*Exercise requirements*. Sift the listing for lines that hold the string "JSON" and pull them out.
►
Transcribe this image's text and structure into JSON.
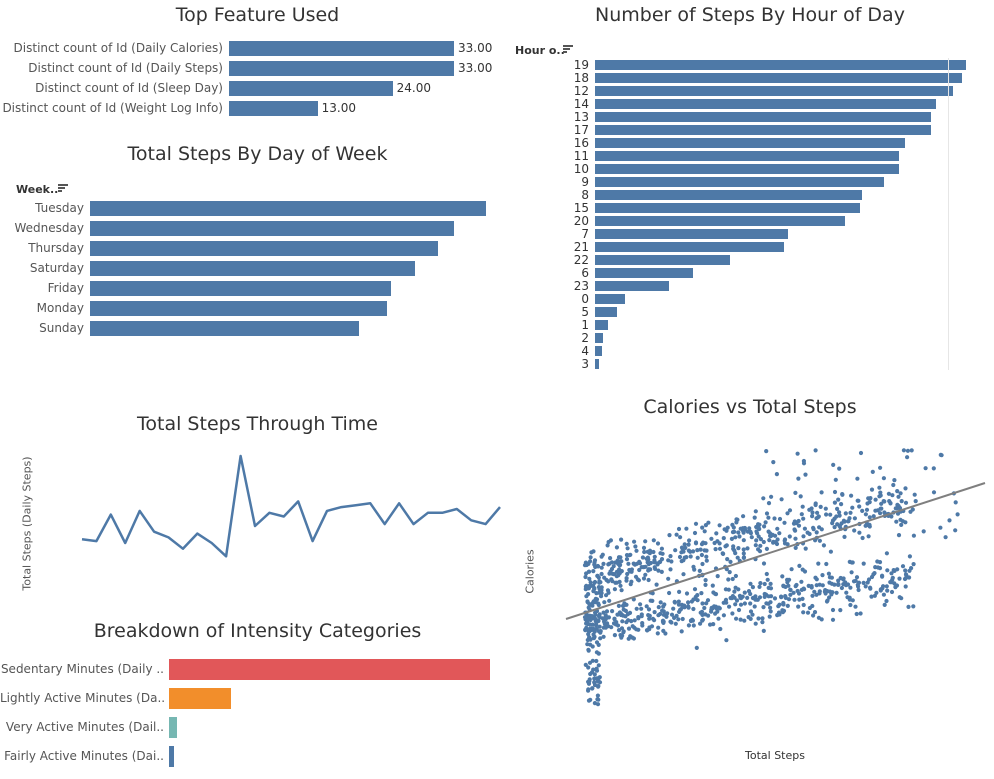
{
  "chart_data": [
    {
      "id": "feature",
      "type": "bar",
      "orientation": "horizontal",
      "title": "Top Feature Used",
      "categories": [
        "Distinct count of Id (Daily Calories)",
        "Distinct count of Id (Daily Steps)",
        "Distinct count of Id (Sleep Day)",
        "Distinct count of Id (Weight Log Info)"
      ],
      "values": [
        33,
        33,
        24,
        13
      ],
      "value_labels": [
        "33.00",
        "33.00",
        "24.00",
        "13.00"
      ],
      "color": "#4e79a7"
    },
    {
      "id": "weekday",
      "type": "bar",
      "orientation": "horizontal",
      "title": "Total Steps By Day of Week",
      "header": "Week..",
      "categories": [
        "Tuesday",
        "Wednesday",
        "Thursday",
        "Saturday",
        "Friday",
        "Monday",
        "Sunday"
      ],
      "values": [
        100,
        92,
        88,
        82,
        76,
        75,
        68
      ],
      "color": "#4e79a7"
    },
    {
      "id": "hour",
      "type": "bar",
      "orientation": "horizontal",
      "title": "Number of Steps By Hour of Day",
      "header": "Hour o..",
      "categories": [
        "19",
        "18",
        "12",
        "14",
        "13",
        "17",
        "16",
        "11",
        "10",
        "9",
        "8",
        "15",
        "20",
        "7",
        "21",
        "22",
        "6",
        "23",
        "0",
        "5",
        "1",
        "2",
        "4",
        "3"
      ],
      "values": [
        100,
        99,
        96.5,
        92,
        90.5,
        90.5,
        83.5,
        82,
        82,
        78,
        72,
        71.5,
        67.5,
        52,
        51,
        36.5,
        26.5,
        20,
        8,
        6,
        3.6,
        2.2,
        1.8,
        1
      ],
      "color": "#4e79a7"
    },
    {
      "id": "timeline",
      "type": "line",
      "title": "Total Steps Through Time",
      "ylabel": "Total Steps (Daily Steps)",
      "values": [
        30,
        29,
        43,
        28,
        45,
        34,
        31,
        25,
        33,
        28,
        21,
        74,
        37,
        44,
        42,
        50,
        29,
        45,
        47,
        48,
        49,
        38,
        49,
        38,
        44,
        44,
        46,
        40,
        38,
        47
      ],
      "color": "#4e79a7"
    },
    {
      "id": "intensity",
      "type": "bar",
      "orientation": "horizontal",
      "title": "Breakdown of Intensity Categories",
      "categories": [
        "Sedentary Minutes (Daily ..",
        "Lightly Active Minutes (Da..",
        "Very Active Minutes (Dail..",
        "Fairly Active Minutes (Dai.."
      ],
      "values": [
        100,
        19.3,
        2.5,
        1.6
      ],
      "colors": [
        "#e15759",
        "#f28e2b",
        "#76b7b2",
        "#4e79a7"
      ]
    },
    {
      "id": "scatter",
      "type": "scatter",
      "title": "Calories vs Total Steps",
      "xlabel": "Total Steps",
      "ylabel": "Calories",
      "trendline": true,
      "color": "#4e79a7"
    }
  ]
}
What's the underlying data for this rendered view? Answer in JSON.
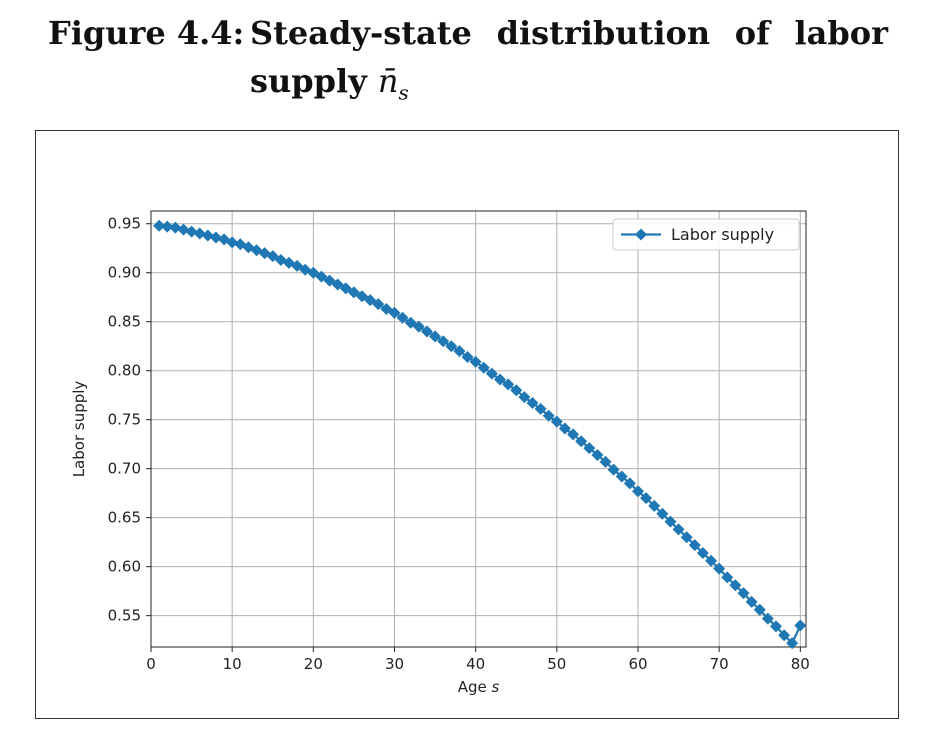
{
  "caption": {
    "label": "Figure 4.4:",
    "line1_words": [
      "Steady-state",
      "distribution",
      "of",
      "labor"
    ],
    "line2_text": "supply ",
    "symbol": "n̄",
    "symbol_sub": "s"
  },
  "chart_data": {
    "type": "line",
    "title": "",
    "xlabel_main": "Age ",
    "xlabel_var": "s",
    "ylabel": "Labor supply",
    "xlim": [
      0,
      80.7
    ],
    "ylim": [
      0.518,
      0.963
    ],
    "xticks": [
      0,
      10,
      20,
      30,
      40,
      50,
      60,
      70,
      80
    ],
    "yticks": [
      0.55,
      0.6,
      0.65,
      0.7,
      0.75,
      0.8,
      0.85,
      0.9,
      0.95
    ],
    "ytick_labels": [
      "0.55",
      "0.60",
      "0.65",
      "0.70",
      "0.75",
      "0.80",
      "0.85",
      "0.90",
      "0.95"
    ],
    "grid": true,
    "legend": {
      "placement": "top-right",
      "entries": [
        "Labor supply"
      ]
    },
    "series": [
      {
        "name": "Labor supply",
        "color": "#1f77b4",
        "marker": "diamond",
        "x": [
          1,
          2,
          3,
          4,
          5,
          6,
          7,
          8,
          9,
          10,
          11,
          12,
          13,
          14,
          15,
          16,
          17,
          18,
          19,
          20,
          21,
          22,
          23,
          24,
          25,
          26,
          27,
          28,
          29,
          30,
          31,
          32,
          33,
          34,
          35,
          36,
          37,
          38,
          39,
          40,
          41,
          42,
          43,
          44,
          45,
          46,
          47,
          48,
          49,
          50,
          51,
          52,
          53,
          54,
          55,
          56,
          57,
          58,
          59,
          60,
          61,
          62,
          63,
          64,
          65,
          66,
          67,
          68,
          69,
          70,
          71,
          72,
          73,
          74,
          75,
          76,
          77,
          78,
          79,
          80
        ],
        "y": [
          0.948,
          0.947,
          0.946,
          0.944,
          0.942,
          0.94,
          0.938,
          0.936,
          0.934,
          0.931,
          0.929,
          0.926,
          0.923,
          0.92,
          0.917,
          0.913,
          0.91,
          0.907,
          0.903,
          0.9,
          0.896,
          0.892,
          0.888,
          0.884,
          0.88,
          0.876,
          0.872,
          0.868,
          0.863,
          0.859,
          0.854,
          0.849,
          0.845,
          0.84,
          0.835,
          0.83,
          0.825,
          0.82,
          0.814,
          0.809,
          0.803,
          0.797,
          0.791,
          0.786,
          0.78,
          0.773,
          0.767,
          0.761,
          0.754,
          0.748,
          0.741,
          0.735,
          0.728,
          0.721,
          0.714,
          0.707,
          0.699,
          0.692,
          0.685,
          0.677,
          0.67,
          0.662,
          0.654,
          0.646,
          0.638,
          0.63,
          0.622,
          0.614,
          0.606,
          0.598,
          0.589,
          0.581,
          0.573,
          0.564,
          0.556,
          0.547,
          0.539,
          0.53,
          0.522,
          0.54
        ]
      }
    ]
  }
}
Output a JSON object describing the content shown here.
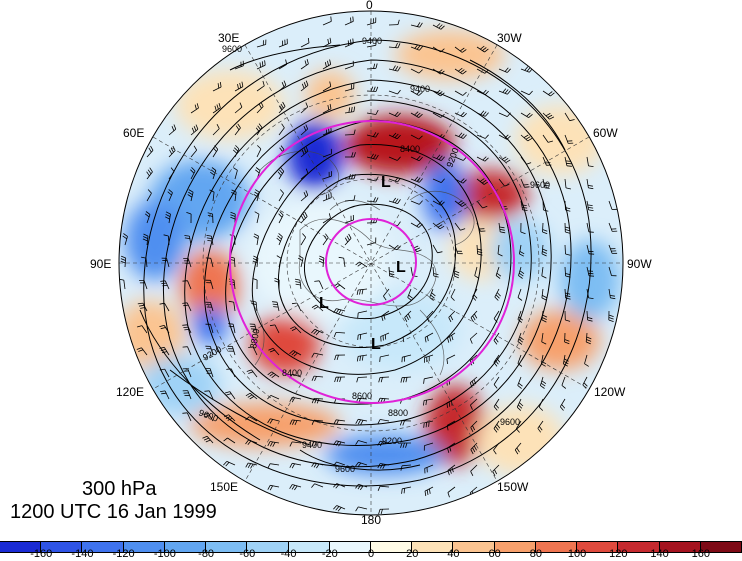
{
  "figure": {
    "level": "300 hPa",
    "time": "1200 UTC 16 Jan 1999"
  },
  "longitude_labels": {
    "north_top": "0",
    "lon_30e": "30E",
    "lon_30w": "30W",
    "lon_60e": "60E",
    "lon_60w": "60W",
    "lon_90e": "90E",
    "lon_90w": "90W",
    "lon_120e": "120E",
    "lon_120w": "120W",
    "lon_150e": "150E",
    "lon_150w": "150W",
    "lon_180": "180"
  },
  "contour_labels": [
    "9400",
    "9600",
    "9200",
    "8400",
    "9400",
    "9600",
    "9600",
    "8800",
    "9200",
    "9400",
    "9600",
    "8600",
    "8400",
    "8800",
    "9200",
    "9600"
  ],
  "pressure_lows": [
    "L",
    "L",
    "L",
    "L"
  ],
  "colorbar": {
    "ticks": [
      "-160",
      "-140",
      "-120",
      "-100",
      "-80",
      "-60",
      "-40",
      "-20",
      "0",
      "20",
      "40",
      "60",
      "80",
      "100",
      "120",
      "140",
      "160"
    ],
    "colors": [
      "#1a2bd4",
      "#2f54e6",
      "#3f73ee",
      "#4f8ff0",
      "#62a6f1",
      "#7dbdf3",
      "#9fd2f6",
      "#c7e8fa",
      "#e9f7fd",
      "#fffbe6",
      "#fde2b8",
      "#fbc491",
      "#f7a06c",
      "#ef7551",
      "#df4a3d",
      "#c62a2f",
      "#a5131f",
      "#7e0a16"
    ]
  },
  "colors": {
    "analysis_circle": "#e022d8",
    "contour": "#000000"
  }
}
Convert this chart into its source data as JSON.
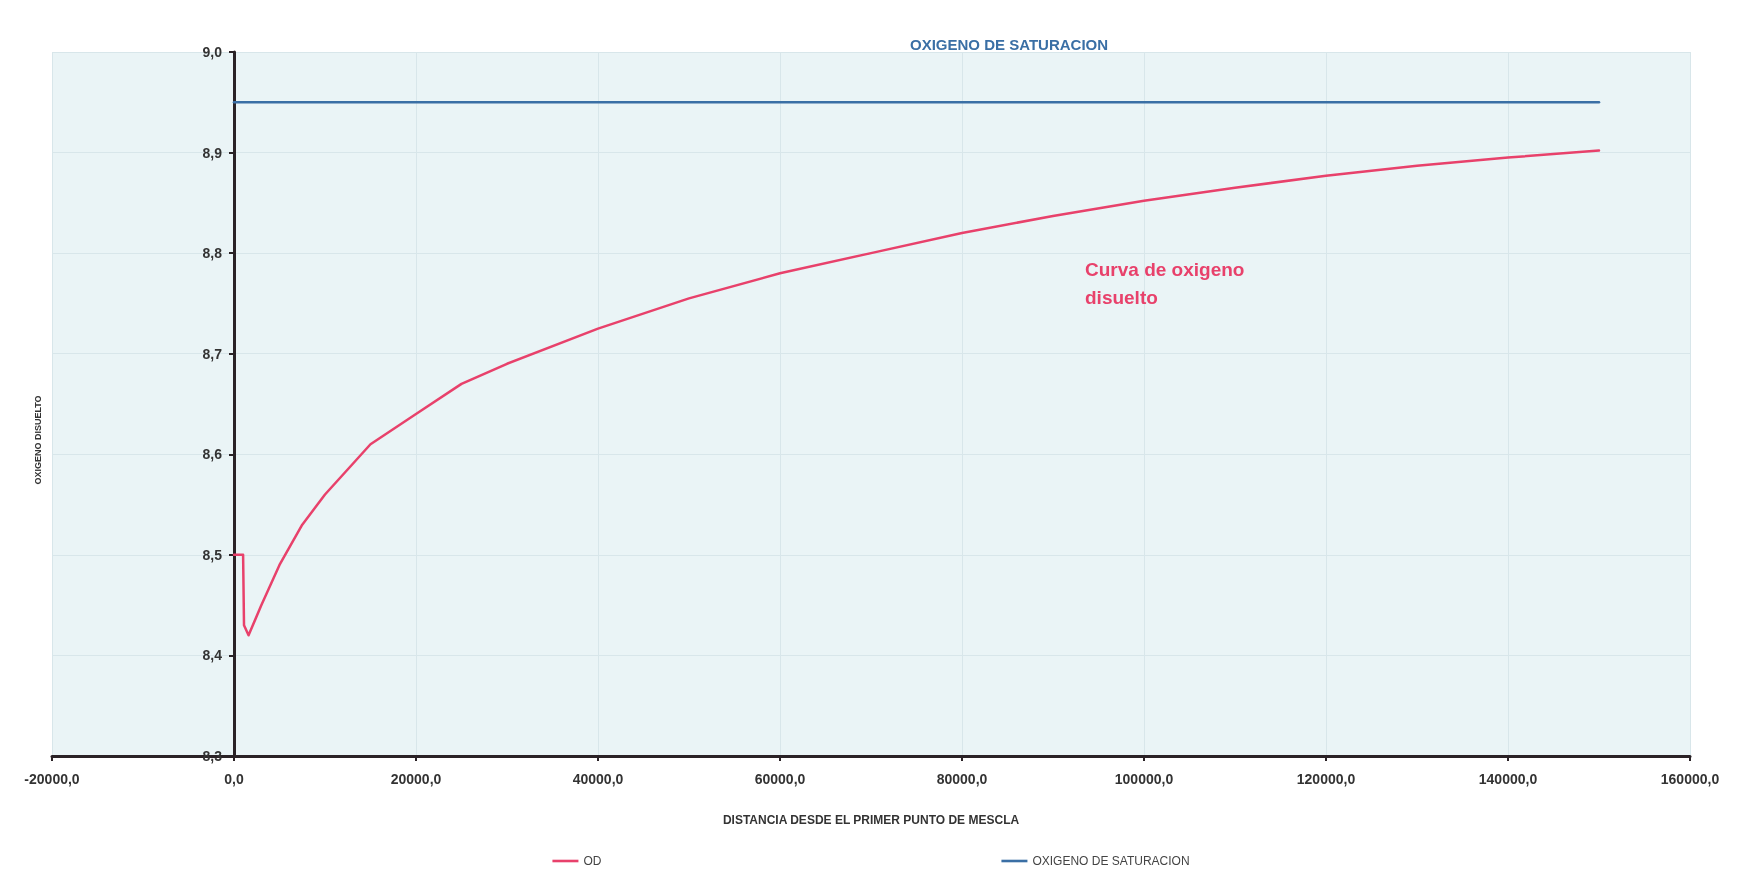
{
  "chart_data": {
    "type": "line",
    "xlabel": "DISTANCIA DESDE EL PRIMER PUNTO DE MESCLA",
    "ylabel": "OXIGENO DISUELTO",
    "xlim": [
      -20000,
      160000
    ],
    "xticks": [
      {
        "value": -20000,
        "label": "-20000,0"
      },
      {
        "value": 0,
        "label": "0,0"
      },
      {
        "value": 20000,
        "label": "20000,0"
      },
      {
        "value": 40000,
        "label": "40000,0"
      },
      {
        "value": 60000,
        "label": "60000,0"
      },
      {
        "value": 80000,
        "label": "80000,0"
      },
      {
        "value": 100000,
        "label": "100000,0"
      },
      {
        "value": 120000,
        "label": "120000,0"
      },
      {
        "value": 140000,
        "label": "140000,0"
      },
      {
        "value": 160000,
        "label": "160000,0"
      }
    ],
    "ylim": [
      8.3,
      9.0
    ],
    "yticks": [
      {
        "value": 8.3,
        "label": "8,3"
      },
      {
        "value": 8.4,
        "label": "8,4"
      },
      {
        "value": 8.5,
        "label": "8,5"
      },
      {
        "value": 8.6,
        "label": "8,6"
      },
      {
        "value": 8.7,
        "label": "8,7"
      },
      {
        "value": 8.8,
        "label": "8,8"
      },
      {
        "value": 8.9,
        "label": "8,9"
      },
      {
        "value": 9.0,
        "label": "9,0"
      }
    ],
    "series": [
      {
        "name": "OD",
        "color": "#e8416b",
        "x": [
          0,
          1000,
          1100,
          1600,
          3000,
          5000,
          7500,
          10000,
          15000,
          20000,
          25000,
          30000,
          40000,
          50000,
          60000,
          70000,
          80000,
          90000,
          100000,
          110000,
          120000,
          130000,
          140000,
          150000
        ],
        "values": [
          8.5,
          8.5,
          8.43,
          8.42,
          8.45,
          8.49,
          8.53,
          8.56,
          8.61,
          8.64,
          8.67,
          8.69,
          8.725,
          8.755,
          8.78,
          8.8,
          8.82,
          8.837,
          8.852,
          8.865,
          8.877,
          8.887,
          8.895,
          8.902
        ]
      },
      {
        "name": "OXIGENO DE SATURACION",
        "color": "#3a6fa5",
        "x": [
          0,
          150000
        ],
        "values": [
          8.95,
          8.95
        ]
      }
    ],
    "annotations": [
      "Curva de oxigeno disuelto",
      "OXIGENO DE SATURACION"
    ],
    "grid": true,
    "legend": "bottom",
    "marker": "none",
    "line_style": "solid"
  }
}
◄
*Reply to the task*.
Transcribe this image's text and structure into JSON.
What's the underlying data for this rendered view? Answer in JSON.
Output a JSON object describing the content shown here.
Convert this chart into its source data as JSON.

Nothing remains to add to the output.